The records that follow should be retyped word for word.

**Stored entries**
--- BEGIN ---
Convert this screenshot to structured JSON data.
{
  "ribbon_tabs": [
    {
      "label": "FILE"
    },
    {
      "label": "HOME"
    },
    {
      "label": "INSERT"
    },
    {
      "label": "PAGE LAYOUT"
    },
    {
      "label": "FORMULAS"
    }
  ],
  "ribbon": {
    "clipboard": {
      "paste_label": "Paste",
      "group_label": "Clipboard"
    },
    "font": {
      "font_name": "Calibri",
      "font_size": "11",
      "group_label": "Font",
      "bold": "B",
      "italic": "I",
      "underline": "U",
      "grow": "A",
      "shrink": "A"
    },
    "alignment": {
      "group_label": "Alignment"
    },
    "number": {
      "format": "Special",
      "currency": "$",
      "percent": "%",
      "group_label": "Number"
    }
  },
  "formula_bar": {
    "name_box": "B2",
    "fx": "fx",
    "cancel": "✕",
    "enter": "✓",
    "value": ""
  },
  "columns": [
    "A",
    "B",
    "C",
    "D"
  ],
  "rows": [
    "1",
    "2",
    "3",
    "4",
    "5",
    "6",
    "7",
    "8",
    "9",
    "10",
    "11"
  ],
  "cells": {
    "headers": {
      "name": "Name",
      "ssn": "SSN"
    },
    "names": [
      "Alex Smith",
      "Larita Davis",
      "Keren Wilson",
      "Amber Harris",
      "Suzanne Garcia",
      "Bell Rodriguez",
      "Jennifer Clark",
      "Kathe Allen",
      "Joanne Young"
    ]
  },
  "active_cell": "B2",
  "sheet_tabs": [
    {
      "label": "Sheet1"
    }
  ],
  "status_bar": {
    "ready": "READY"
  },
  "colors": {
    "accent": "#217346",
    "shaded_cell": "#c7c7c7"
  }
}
--- END ---
**Reply**
Convert this screenshot to structured JSON data.
{
  "ribbon_tabs": [
    {
      "label": "FILE"
    },
    {
      "label": "HOME"
    },
    {
      "label": "INSERT"
    },
    {
      "label": "PAGE LAYOUT"
    },
    {
      "label": "FORMULAS"
    }
  ],
  "ribbon": {
    "clipboard": {
      "paste_label": "Paste",
      "group_label": "Clipboard"
    },
    "font": {
      "font_name": "Calibri",
      "font_size": "11",
      "group_label": "Font",
      "bold": "B",
      "italic": "I",
      "underline": "U",
      "grow": "A",
      "shrink": "A"
    },
    "alignment": {
      "group_label": "Alignment"
    },
    "number": {
      "format": "Special",
      "currency": "$",
      "percent": "%",
      "group_label": "Number"
    }
  },
  "formula_bar": {
    "name_box": "B2",
    "fx": "fx",
    "cancel": "✕",
    "enter": "✓",
    "value": ""
  },
  "columns": [
    "A",
    "B",
    "C",
    "D"
  ],
  "rows": [
    "1",
    "2",
    "3",
    "4",
    "5",
    "6",
    "7",
    "8",
    "9",
    "10",
    "11"
  ],
  "cells": {
    "headers": {
      "name": "Name",
      "ssn": "SSN"
    },
    "names": [
      "Alex Smith",
      "Larita Davis",
      "Keren Wilson",
      "Amber Harris",
      "Suzanne Garcia",
      "Bell Rodriguez",
      "Jennifer Clark",
      "Kathe Allen",
      "Joanne Young"
    ]
  },
  "active_cell": "B2",
  "sheet_tabs": [
    {
      "label": "Sheet1"
    }
  ],
  "status_bar": {
    "ready": "READY"
  },
  "colors": {
    "accent": "#217346",
    "shaded_cell": "#c7c7c7"
  }
}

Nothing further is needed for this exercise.